▶ **EXERCISE PASSAGE**
A retrospective cohort study using Taiwanese national health insurance data over an average of 7.2 years found an increased incidence of diabetes with statin use with HR 1.15 (95% CI 1.08–1.22, p < 0.001) [Wang et al. 2012]. As in previous studies, the cardiovascular benefit outweighed the risk for diabetes in secondary and high-risk populations. The authors caution that the results are population specific, reflecting clinical practice with lower doses than in many trials. While this study did not separate women from men, the analysis found a trend favoring statin use for CVD outcomes before diabetes diagnosis compared with those taking statins after diagnosis of diabetes with HR 0.75 (95% CI 0.59–0.97, p = 0.027).
Statins’ effect on glucose homeostasis
How statins affect glucose homeostasis is not established, nor has this mechanism been explored by gender. A meta-analysis of 16 trials found that statins did not have a significant impact on insulin sensitivity compared with placebo/control [Baker et al. 2010]. Results varied by type of statin. Pravastatin was found to significantly improve insulin sensitivity, whereas simvastatin significantly worsened insulin sensitivity. However, these were small-scale trials (n < 100). Several short-term studies examined the effect of various statins on HbA1c and fasting glucose, and show conflicting results among different populations [Kostapanos et al. 2010]. A trend for either neutral or beneficial effect appears only with pravastatin [Kostapanos et al. 2010]. Other statins trend toward a negative effect [Koh et al. 2010].

▶ **EXERCISE AIM**
Reproduce word for word the part of the passage on statins and diabetes that begins with the words containing "A retrospective cohort" and ends with "p = 0.027).". You won't need the items for this.

▶ **ENTRIES SHOWN**
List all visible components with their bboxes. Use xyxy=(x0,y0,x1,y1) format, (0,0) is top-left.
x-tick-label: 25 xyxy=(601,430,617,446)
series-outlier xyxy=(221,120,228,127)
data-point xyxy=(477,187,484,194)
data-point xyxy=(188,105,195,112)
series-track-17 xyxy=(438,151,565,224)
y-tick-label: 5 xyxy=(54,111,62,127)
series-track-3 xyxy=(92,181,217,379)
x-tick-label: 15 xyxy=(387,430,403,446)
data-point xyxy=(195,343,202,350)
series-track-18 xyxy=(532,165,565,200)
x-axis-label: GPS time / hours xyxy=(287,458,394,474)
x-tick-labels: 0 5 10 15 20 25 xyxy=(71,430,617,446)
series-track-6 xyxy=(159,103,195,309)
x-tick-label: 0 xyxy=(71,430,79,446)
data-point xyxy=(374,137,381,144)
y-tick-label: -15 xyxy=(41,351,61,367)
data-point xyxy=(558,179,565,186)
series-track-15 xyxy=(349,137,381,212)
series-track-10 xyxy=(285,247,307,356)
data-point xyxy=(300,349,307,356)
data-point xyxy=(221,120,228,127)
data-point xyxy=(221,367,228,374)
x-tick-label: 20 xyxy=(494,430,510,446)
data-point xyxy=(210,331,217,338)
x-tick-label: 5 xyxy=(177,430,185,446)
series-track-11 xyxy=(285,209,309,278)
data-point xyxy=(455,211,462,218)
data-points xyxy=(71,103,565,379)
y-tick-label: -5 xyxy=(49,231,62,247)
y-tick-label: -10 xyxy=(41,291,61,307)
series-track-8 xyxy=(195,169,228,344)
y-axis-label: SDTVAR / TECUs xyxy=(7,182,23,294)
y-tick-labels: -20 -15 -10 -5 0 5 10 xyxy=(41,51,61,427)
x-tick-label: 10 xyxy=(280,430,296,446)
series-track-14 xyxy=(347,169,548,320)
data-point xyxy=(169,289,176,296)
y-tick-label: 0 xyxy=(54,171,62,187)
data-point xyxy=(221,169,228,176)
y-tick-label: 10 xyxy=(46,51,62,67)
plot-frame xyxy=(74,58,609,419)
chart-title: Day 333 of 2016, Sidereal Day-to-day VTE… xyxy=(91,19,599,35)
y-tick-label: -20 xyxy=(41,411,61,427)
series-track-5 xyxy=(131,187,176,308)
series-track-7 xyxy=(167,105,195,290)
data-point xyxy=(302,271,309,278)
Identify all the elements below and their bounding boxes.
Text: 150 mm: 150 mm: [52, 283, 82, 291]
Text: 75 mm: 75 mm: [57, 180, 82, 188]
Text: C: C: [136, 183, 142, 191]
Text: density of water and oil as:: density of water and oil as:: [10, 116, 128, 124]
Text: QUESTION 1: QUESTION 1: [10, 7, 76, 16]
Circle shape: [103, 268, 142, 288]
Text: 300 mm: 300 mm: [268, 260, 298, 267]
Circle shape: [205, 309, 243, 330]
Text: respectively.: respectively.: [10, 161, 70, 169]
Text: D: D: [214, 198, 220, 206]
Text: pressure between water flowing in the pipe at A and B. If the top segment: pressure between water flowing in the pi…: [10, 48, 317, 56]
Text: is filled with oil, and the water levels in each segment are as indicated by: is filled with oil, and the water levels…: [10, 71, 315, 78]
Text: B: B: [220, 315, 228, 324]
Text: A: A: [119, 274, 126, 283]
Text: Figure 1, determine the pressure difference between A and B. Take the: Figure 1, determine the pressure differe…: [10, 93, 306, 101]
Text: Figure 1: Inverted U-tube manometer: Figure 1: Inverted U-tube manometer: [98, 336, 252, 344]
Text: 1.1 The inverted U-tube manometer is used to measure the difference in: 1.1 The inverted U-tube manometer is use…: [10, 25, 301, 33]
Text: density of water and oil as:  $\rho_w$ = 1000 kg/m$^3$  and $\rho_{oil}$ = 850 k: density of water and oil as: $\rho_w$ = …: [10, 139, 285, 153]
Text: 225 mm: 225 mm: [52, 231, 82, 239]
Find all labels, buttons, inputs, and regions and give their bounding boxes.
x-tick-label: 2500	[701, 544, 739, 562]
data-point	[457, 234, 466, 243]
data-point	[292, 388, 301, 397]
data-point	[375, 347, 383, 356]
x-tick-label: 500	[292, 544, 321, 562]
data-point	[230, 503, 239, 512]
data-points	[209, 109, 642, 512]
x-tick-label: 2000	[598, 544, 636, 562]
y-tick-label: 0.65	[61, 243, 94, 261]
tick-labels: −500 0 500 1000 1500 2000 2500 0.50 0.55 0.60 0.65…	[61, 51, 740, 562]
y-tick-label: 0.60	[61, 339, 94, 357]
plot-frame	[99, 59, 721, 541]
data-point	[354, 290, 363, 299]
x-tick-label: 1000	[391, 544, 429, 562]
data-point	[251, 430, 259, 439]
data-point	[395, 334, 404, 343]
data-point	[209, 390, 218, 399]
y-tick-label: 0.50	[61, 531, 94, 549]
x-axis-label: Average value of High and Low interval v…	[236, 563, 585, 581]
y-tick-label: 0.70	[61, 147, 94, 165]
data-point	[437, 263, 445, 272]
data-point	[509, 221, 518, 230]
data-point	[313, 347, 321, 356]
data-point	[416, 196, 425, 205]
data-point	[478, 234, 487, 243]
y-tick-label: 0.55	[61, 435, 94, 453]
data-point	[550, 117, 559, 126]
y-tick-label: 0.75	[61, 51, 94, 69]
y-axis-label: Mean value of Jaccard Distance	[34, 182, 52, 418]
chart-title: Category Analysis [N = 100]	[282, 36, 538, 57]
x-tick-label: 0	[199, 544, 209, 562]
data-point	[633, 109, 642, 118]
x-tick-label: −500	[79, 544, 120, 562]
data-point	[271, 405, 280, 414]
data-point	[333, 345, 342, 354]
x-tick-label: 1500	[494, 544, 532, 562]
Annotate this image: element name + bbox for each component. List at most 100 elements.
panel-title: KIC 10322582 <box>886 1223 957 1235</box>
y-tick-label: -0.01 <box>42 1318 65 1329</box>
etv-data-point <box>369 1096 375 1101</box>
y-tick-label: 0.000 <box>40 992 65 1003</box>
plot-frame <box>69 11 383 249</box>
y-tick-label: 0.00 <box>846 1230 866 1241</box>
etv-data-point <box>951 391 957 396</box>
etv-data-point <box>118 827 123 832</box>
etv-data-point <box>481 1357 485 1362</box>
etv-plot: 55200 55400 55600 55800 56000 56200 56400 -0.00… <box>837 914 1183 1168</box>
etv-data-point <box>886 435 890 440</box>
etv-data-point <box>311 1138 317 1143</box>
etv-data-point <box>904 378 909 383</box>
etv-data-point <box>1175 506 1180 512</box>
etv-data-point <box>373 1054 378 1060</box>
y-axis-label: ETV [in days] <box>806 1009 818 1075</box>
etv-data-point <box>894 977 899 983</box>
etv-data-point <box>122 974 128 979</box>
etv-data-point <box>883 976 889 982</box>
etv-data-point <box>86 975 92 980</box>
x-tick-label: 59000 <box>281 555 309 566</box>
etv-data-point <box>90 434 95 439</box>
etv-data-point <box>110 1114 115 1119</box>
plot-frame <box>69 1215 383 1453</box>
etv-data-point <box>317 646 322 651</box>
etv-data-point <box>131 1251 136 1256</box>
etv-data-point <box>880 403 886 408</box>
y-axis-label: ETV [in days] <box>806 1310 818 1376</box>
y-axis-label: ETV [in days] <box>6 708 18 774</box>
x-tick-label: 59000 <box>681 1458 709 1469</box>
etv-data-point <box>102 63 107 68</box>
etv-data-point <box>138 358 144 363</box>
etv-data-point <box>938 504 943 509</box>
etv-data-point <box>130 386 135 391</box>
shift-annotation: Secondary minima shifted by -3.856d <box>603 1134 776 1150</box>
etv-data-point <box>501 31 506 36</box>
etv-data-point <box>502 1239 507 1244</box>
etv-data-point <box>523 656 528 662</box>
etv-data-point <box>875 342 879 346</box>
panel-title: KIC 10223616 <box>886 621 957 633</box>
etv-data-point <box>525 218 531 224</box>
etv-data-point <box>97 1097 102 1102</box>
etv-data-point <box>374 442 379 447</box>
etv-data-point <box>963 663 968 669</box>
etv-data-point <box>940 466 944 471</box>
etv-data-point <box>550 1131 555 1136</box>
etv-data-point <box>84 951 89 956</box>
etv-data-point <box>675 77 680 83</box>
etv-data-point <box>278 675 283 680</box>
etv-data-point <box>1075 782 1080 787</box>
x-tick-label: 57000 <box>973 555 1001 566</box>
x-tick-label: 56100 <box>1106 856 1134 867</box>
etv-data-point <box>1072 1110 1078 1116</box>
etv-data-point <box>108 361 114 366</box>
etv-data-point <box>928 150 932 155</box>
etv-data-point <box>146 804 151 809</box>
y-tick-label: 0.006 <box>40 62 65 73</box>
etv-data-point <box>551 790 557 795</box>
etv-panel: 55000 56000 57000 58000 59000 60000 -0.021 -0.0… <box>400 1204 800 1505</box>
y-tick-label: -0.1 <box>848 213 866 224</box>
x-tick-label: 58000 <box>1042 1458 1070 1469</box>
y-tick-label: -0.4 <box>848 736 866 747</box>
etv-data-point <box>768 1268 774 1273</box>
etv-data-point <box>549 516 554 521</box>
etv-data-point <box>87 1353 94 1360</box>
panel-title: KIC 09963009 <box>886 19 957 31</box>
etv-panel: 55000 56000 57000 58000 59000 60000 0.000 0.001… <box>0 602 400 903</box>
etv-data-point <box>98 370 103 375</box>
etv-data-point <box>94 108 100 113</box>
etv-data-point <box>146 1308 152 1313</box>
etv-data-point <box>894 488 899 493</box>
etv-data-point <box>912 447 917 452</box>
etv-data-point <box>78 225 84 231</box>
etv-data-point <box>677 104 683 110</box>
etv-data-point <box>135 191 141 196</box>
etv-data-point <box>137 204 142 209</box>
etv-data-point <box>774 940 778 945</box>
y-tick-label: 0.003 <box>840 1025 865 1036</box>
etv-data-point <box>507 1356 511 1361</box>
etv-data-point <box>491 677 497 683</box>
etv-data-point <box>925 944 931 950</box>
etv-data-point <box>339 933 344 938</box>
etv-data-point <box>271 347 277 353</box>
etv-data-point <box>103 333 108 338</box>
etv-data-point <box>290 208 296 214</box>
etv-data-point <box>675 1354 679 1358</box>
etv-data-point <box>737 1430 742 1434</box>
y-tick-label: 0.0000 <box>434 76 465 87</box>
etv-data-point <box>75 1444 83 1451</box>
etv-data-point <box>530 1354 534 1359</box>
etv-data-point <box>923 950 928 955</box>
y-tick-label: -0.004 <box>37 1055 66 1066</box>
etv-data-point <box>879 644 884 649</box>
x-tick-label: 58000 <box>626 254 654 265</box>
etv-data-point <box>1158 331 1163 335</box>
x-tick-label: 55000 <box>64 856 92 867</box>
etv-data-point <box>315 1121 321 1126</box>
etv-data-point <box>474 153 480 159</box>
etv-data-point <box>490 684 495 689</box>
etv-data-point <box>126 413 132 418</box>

▶ **RESPONSE TO THE EXERCISE**
A retrospective cohort study using Taiwanese national health insurance data over an average of 7.2 years found an increased incidence of diabetes with statin use with HR 1.15 (95% CI 1.08–1.22, p < 0.001) [Wang et al. 2012]. As in previous studies, the cardiovascular benefit outweighed the risk for diabetes in secondary and high-risk populations. The authors caution that the results are population specific, reflecting clinical practice with lower doses than in many trials. While this study did not separate women from men, the analysis found a trend favoring statin use for CVD outcomes before diabetes diagnosis compared with those taking statins after diagnosis of diabetes with HR 0.75 (95% CI 0.59–0.97, p = 0.027).